- Direction -
Please render the material as a Markdown table with the columns Row and Line, giving each non-blank line its number and leaving out the pictures.

- Exercise inputs -
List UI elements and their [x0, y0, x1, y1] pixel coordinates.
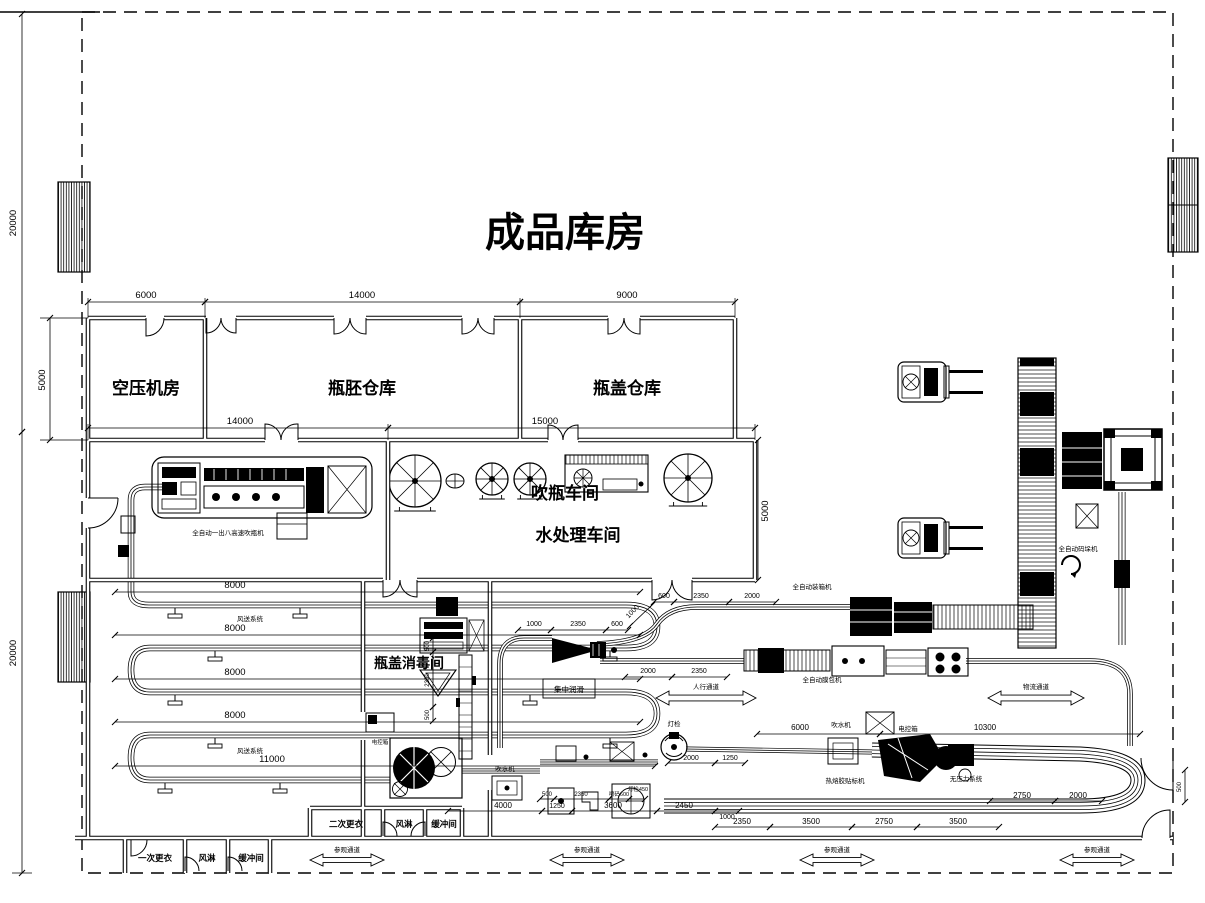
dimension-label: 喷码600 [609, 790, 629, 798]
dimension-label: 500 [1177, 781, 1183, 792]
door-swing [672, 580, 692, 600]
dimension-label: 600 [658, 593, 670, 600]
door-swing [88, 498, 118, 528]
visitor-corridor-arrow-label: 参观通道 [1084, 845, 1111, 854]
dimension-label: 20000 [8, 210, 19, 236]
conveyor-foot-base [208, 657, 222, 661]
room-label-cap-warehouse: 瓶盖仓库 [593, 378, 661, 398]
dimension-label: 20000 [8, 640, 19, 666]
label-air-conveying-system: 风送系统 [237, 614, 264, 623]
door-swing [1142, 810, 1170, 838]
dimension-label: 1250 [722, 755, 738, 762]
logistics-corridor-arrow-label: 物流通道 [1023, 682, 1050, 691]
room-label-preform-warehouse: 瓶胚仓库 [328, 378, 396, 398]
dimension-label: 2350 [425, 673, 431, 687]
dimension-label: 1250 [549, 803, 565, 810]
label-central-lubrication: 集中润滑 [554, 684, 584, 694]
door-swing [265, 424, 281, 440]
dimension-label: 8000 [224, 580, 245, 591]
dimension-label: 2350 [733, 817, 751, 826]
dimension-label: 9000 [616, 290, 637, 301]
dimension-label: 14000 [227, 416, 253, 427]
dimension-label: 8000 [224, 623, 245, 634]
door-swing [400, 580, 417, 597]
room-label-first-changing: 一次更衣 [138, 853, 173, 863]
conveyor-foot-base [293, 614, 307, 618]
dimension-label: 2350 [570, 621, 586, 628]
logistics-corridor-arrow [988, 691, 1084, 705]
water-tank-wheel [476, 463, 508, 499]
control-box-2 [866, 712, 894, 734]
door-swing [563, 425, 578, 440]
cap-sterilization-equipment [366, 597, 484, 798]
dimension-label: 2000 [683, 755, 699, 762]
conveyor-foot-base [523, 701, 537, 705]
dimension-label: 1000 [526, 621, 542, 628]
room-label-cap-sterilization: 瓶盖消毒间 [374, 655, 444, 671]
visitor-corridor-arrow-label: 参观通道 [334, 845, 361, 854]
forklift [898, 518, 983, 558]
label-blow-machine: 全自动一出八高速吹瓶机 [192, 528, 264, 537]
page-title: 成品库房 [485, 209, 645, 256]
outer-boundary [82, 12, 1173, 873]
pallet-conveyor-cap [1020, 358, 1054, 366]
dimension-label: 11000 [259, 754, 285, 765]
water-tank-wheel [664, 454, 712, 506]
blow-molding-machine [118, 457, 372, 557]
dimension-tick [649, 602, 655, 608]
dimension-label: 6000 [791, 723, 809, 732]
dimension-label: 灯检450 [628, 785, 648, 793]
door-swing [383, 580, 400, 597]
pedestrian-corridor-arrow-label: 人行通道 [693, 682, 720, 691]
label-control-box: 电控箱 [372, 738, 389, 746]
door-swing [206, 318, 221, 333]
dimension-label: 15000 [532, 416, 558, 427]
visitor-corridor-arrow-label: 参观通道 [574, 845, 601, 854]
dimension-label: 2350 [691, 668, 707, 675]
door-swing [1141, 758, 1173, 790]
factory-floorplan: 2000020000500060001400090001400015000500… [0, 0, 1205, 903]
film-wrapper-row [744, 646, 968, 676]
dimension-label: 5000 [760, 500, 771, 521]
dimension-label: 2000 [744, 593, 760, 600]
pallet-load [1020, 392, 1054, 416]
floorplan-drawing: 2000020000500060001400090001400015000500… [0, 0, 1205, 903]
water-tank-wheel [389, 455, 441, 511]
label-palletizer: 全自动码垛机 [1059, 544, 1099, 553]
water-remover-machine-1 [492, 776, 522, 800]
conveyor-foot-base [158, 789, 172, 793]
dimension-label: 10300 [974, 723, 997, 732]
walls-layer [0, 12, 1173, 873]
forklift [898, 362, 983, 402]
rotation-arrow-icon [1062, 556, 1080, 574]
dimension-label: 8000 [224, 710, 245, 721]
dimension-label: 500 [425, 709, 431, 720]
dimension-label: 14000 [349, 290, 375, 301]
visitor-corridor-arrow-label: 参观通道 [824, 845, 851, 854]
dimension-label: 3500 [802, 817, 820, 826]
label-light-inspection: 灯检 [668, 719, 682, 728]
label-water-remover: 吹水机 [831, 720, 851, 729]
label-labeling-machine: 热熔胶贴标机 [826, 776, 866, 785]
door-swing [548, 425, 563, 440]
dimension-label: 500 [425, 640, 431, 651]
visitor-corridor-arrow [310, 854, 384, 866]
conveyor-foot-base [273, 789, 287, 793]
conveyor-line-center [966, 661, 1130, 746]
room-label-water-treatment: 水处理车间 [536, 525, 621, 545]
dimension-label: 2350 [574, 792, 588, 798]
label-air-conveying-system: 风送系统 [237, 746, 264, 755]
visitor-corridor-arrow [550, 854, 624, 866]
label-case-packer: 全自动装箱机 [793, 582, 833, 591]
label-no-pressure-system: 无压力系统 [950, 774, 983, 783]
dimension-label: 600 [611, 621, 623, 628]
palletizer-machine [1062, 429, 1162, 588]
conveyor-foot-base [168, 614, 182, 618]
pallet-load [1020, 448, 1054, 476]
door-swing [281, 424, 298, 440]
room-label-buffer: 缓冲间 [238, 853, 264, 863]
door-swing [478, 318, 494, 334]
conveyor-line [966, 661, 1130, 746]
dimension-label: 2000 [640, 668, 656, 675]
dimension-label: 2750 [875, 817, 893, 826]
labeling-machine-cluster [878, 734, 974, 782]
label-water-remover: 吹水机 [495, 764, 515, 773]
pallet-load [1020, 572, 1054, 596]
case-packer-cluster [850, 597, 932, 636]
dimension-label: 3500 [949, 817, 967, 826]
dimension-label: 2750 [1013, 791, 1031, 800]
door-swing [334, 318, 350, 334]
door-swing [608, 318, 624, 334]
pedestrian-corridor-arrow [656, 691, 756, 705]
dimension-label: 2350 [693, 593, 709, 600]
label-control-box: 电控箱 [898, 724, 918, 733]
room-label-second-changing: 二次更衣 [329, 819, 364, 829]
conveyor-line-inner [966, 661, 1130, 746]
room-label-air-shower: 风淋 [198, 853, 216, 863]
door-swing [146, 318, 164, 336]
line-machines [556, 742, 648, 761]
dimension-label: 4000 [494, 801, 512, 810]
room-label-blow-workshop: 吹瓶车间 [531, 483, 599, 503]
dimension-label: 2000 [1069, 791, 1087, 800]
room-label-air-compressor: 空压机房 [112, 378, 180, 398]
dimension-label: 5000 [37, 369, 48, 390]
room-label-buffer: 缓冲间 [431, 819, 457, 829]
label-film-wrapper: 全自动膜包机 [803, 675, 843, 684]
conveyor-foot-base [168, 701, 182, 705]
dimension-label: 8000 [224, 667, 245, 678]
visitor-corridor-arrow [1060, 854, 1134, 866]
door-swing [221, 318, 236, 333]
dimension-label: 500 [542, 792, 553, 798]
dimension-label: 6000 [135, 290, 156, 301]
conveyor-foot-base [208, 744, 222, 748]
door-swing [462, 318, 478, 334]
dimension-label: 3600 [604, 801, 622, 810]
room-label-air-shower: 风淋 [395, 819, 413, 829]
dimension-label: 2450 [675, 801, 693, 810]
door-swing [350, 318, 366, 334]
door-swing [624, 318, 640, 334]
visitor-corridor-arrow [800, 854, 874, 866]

- Finished exercise -
| Row | Line |
|---|---|
| 1 | List UI elements and their [x0, y0, x1, y1] pixel coordinates. |
| 2 | dimension-label: 喷码600 [609, 790, 629, 798] |
| 3 | dimension-label: 500 [1177, 781, 1183, 792] |
| 4 | door-swing [672, 580, 692, 600] |
| 5 | dimension-label: 600 [658, 593, 670, 600] |
| 6 | door-swing [88, 498, 118, 528] |
| 7 | visitor-corridor-arrow-label: 参观通道 [1084, 845, 1111, 854] |
| 8 | dimension-label: 20000 [8, 210, 19, 236] |
| 9 | conveyor-foot-base [208, 657, 222, 661] |
| 10 | room-label-cap-warehouse: 瓶盖仓库 [593, 378, 661, 398] |
| 11 | dimension-label: 20000 [8, 640, 19, 666] |
| 12 | label-air-conveying-system: 风送系统 [237, 614, 264, 623] |
| 13 | door-swing [1142, 810, 1170, 838] |
| 14 | dimension-label: 1250 [722, 755, 738, 762] |
| 15 | logistics-corridor-arrow-label: 物流通道 [1023, 682, 1050, 691] |
| 16 | room-label-preform-warehouse: 瓶胚仓库 [328, 378, 396, 398] |
| 17 | dimension-label: 2350 [425, 673, 431, 687] |
| 18 | dimension-label: 1250 [549, 803, 565, 810] |
| 19 | label-central-lubrication: 集中润滑 [554, 684, 584, 694] |
| 20 | door-swing [265, 424, 281, 440] |
| 21 | dimension-label: 8000 [224, 580, 245, 591] |
| 22 | dimension-label: 2350 [733, 817, 751, 826] |
| 23 | dimension-label: 9000 [616, 290, 637, 301] |
| 24 | dimension-label: 14000 [227, 416, 253, 427] |
| 25 | dimension-label: 8000 [224, 623, 245, 634] |
| 26 | door-swing [400, 580, 417, 597] |
| 27 | room-label-first-changing: 一次更衣 [138, 853, 173, 863] |
| 28 | conveyor-foot-base [293, 614, 307, 618] |
| 29 | dimension-label: 2350 [570, 621, 586, 628] |
| 30 | logistics-corridor-arrow [988, 691, 1084, 705] |
| 31 | water-tank-wheel [476, 463, 508, 499] |
| 32 | control-box-2 [866, 712, 894, 734] |
| 33 | door-swing [563, 425, 578, 440] |
| 34 | cap-sterilization-equipment [366, 597, 484, 798] |
| 35 | dimension-label: 2000 [683, 755, 699, 762] |
| 36 | conveyor-foot-base [523, 701, 537, 705] |
| 37 | dimension-label: 1000 [526, 621, 542, 628] |
| 38 | room-label-cap-sterilization: 瓶盖消毒间 [374, 655, 444, 671] |
| 39 | visitor-corridor-arrow-label: 参观通道 [334, 845, 361, 854] |
| 40 | forklift [898, 518, 983, 558] |
| 41 | label-blow-machine: 全自动一出八高速吹瓶机 [192, 528, 264, 537] |
| 42 | page-title: 成品库房 [485, 209, 645, 256] |
| 43 | outer-boundary [82, 12, 1173, 873] |
| 44 | pallet-conveyor-cap [1020, 358, 1054, 366] |
| 45 | dimension-label: 11000 [259, 754, 285, 765] |
| 46 | water-tank-wheel [664, 454, 712, 506] |
| 47 | blow-molding-machine [118, 457, 372, 557] |
| 48 | dimension-tick [649, 602, 655, 608] |
| 49 | dimension-label: 6000 [791, 723, 809, 732] |
| 50 | dimension-label: 灯检450 [628, 785, 648, 793] |
| 51 | door-swing [383, 580, 400, 597] |
| 52 | pedestrian-corridor-arrow-label: 人行通道 [693, 682, 720, 691] |
| 53 | label-control-box: 电控箱 [372, 738, 389, 746] |
| 54 | door-swing [206, 318, 221, 333] |
| 55 | dimension-label: 15000 [532, 416, 558, 427] |
| 56 | visitor-corridor-arrow-label: 参观通道 [574, 845, 601, 854] |
| 57 | dimension-label: 2350 [691, 668, 707, 675] |
| 58 | door-swing [1141, 758, 1173, 790] |
| 59 | factory-floorplan: 2000020000500060001400090001400015000500… [0, 0, 1205, 903] |
| 60 | film-wrapper-row [744, 646, 968, 676] |
| 61 | dimension-label: 5000 [760, 500, 771, 521] |
| 62 | dimension-label: 2000 [744, 593, 760, 600] |
| 63 | pallet-load [1020, 392, 1054, 416] |
| 64 | floorplan-drawing: 2000020000500060001400090001400015000500… [0, 0, 1205, 903] |
| 65 | water-tank-wheel [389, 455, 441, 511] |
| 66 | label-palletizer: 全自动码垛机 [1059, 544, 1099, 553] |
| 67 | water-remover-machine-1 [492, 776, 522, 800] |
| 68 | conveyor-foot-base [158, 789, 172, 793] |
| 69 | dimension-label: 10300 [974, 723, 997, 732] |
| 70 | walls-layer [0, 12, 1173, 873] |
| 71 | forklift [898, 362, 983, 402] |
| 72 | rotation-arrow-icon [1062, 556, 1080, 574] |
| 73 | dimension-label: 8000 [224, 710, 245, 721] |
| 74 | dimension-label: 500 [425, 709, 431, 720] |
| 75 | dimension-label: 14000 [349, 290, 375, 301] |
| 76 | visitor-corridor-arrow-label: 参观通道 [824, 845, 851, 854] |
| 77 | dimension-label: 3500 [802, 817, 820, 826] |
| 78 | label-light-inspection: 灯检 [668, 719, 682, 728] |
| 79 | label-water-remover: 吹水机 [831, 720, 851, 729] |
| 80 | label-labeling-machine: 热熔胶贴标机 [826, 776, 866, 785] |
| 81 | door-swing [548, 425, 563, 440] |
| 82 | dimension-label: 500 [425, 640, 431, 651] |
| 83 | visitor-corridor-arrow [310, 854, 384, 866] |
| 84 | conveyor-foot-base [273, 789, 287, 793] |
| 85 | conveyor-line-center [966, 661, 1130, 746] |
| 86 | room-label-water-treatment: 水处理车间 [536, 525, 621, 545] |
| 87 | dimension-label: 2350 [574, 792, 588, 798] |
| 88 | label-air-conveying-system: 风送系统 [237, 746, 264, 755] |
| 89 | visitor-corridor-arrow [550, 854, 624, 866] |
| 90 | label-case-packer: 全自动装箱机 [793, 582, 833, 591] |
| 91 | label-no-pressure-system: 无压力系统 [950, 774, 983, 783] |
| 92 | dimension-label: 600 [611, 621, 623, 628] |
| 93 | palletizer-machine [1062, 429, 1162, 588] |
| 94 | conveyor-foot-base [168, 614, 182, 618] |
| 95 | pallet-load [1020, 448, 1054, 476] |
| 96 | door-swing [281, 424, 298, 440] |
| 97 | room-label-buffer: 缓冲间 [238, 853, 264, 863] |
| 98 | door-swing [478, 318, 494, 334] |
| 99 | conveyor-line [966, 661, 1130, 746] |
| 100 | dimension-label: 2000 [640, 668, 656, 675] |
| 101 | dimension-label: 2750 [875, 817, 893, 826] |
| 102 | labeling-machine-cluster [878, 734, 974, 782] |
| 103 | label-water-remover: 吹水机 [495, 764, 515, 773] |
| 104 | pallet-load [1020, 572, 1054, 596] |
| 105 | case-packer-cluster [850, 597, 932, 636] |
| 106 | dimension-label: 3500 [949, 817, 967, 826] |
| 107 | dimension-label: 2750 [1013, 791, 1031, 800] |
| 108 | door-swing [334, 318, 350, 334] |
| 109 | door-swing [608, 318, 624, 334] |
| 110 | pedestrian-corridor-arrow [656, 691, 756, 705] |
| 111 | dimension-label: 2350 [693, 593, 709, 600] |
| 112 | label-control-box: 电控箱 [898, 724, 918, 733] |
| 113 | room-label-second-changing: 二次更衣 [329, 819, 364, 829] |
| 114 | conveyor-line-inner [966, 661, 1130, 746] |
| 115 | room-label-air-shower: 风淋 [198, 853, 216, 863] |
| 116 | door-swing [146, 318, 164, 336] |
| 117 | line-machines [556, 742, 648, 761] |
| 118 | dimension-label: 4000 [494, 801, 512, 810] |
| 119 | room-label-blow-workshop: 吹瓶车间 [531, 483, 599, 503] |
| 120 | dimension-label: 2000 [1069, 791, 1087, 800] |
| 121 | room-label-air-compressor: 空压机房 [112, 378, 180, 398] |
| 122 | dimension-label: 5000 [37, 369, 48, 390] |
| 123 | room-label-buffer: 缓冲间 [431, 819, 457, 829] |
| 124 | label-film-wrapper: 全自动膜包机 [803, 675, 843, 684] |
| 125 | conveyor-foot-base [168, 701, 182, 705] |
| 126 | dimension-label: 8000 [224, 667, 245, 678] |
| 127 | visitor-corridor-arrow [1060, 854, 1134, 866] |
| 128 | door-swing [221, 318, 236, 333] |
| 129 | dimension-label: 500 [542, 792, 553, 798] |
| 130 | dimension-label: 6000 [135, 290, 156, 301] |
| 131 | conveyor-foot-base [208, 744, 222, 748] |
| 132 | door-swing [462, 318, 478, 334] |
| 133 | dimension-label: 3600 [604, 801, 622, 810] |
| 134 | room-label-air-shower: 风淋 [395, 819, 413, 829] |
| 135 | dimension-label: 2450 [675, 801, 693, 810] |
| 136 | door-swing [350, 318, 366, 334] |
| 137 | door-swing [624, 318, 640, 334] |
| 138 | visitor-corridor-arrow [800, 854, 874, 866] |